* **Data lines**
>>>>
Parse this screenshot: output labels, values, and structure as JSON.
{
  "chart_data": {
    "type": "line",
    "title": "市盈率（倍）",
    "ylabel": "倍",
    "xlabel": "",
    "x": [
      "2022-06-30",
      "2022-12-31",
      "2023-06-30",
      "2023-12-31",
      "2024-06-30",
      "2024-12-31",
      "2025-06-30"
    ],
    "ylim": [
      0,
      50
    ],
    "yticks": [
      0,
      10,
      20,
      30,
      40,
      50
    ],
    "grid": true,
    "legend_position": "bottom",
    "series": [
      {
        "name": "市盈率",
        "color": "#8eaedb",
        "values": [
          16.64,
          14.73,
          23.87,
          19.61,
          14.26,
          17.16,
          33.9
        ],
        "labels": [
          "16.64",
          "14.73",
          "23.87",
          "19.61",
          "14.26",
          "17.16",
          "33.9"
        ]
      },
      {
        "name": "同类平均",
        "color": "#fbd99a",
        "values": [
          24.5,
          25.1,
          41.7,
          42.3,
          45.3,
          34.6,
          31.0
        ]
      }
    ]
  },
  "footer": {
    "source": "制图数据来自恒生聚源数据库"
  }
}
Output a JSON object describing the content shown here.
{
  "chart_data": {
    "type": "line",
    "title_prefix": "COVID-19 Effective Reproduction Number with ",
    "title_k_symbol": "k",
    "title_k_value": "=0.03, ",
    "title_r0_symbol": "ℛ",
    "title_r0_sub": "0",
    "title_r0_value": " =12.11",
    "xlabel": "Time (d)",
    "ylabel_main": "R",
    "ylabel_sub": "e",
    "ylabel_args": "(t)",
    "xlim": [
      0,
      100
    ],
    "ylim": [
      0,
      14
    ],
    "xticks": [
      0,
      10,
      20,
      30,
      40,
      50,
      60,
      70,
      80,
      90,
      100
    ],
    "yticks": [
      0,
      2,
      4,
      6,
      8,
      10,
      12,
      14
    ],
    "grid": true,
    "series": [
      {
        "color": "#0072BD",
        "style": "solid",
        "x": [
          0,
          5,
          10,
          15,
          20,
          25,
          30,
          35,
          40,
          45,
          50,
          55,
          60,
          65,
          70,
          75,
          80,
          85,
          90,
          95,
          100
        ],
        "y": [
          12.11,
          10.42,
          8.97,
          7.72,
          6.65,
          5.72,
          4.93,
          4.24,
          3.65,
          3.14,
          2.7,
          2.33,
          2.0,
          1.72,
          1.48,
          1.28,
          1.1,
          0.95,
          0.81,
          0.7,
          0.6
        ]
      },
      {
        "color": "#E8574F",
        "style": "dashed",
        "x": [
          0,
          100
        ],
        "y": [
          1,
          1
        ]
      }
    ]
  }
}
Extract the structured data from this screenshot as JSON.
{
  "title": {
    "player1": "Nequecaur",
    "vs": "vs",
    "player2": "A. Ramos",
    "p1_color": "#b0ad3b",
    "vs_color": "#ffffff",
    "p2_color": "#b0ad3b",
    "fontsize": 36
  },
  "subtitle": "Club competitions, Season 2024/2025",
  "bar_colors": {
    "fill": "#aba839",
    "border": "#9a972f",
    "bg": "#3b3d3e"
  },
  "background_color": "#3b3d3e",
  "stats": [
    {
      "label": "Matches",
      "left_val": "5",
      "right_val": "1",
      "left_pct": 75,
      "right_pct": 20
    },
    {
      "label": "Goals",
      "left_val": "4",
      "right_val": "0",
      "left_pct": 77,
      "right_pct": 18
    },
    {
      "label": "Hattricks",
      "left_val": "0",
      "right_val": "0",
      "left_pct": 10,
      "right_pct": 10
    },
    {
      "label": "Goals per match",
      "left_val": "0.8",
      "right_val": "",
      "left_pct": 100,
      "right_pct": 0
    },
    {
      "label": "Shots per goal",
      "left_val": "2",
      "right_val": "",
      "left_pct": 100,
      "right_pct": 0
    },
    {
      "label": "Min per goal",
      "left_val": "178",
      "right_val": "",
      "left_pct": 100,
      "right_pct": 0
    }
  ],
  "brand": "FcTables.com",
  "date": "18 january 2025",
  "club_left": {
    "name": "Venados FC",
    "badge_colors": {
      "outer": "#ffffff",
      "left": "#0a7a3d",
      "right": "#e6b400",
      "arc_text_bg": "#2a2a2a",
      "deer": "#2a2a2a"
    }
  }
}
<<<<
* **Directive**
Output every record above exactly as it appears.

* **Expected answer**
Parse this screenshot: output labels, values, and structure as JSON.
{
  "chart_data": {
    "type": "line",
    "title": "市盈率（倍）",
    "ylabel": "倍",
    "xlabel": "",
    "x": [
      "2022-06-30",
      "2022-12-31",
      "2023-06-30",
      "2023-12-31",
      "2024-06-30",
      "2024-12-31",
      "2025-06-30"
    ],
    "ylim": [
      0,
      50
    ],
    "yticks": [
      0,
      10,
      20,
      30,
      40,
      50
    ],
    "grid": true,
    "legend_position": "bottom",
    "series": [
      {
        "name": "市盈率",
        "color": "#8eaedb",
        "values": [
          16.64,
          14.73,
          23.87,
          19.61,
          14.26,
          17.16,
          33.9
        ],
        "labels": [
          "16.64",
          "14.73",
          "23.87",
          "19.61",
          "14.26",
          "17.16",
          "33.9"
        ]
      },
      {
        "name": "同类平均",
        "color": "#fbd99a",
        "values": [
          24.5,
          25.1,
          41.7,
          42.3,
          45.3,
          34.6,
          31.0
        ]
      }
    ]
  },
  "footer": {
    "source": "制图数据来自恒生聚源数据库"
  }
}
Output a JSON object describing the content shown here.
{
  "chart_data": {
    "type": "line",
    "title_prefix": "COVID-19 Effective Reproduction Number with ",
    "title_k_symbol": "k",
    "title_k_value": "=0.03, ",
    "title_r0_symbol": "ℛ",
    "title_r0_sub": "0",
    "title_r0_value": " =12.11",
    "xlabel": "Time (d)",
    "ylabel_main": "R",
    "ylabel_sub": "e",
    "ylabel_args": "(t)",
    "xlim": [
      0,
      100
    ],
    "ylim": [
      0,
      14
    ],
    "xticks": [
      0,
      10,
      20,
      30,
      40,
      50,
      60,
      70,
      80,
      90,
      100
    ],
    "yticks": [
      0,
      2,
      4,
      6,
      8,
      10,
      12,
      14
    ],
    "grid": true,
    "series": [
      {
        "color": "#0072BD",
        "style": "solid",
        "x": [
          0,
          5,
          10,
          15,
          20,
          25,
          30,
          35,
          40,
          45,
          50,
          55,
          60,
          65,
          70,
          75,
          80,
          85,
          90,
          95,
          100
        ],
        "y": [
          12.11,
          10.42,
          8.97,
          7.72,
          6.65,
          5.72,
          4.93,
          4.24,
          3.65,
          3.14,
          2.7,
          2.33,
          2.0,
          1.72,
          1.48,
          1.28,
          1.1,
          0.95,
          0.81,
          0.7,
          0.6
        ]
      },
      {
        "color": "#E8574F",
        "style": "dashed",
        "x": [
          0,
          100
        ],
        "y": [
          1,
          1
        ]
      }
    ]
  }
}
Extract the structured data from this screenshot as JSON.
{
  "title": {
    "player1": "Nequecaur",
    "vs": "vs",
    "player2": "A. Ramos",
    "p1_color": "#b0ad3b",
    "vs_color": "#ffffff",
    "p2_color": "#b0ad3b",
    "fontsize": 36
  },
  "subtitle": "Club competitions, Season 2024/2025",
  "bar_colors": {
    "fill": "#aba839",
    "border": "#9a972f",
    "bg": "#3b3d3e"
  },
  "background_color": "#3b3d3e",
  "stats": [
    {
      "label": "Matches",
      "left_val": "5",
      "right_val": "1",
      "left_pct": 75,
      "right_pct": 20
    },
    {
      "label": "Goals",
      "left_val": "4",
      "right_val": "0",
      "left_pct": 77,
      "right_pct": 18
    },
    {
      "label": "Hattricks",
      "left_val": "0",
      "right_val": "0",
      "left_pct": 10,
      "right_pct": 10
    },
    {
      "label": "Goals per match",
      "left_val": "0.8",
      "right_val": "",
      "left_pct": 100,
      "right_pct": 0
    },
    {
      "label": "Shots per goal",
      "left_val": "2",
      "right_val": "",
      "left_pct": 100,
      "right_pct": 0
    },
    {
      "label": "Min per goal",
      "left_val": "178",
      "right_val": "",
      "left_pct": 100,
      "right_pct": 0
    }
  ],
  "brand": "FcTables.com",
  "date": "18 january 2025",
  "club_left": {
    "name": "Venados FC",
    "badge_colors": {
      "outer": "#ffffff",
      "left": "#0a7a3d",
      "right": "#e6b400",
      "arc_text_bg": "#2a2a2a",
      "deer": "#2a2a2a"
    }
  }
}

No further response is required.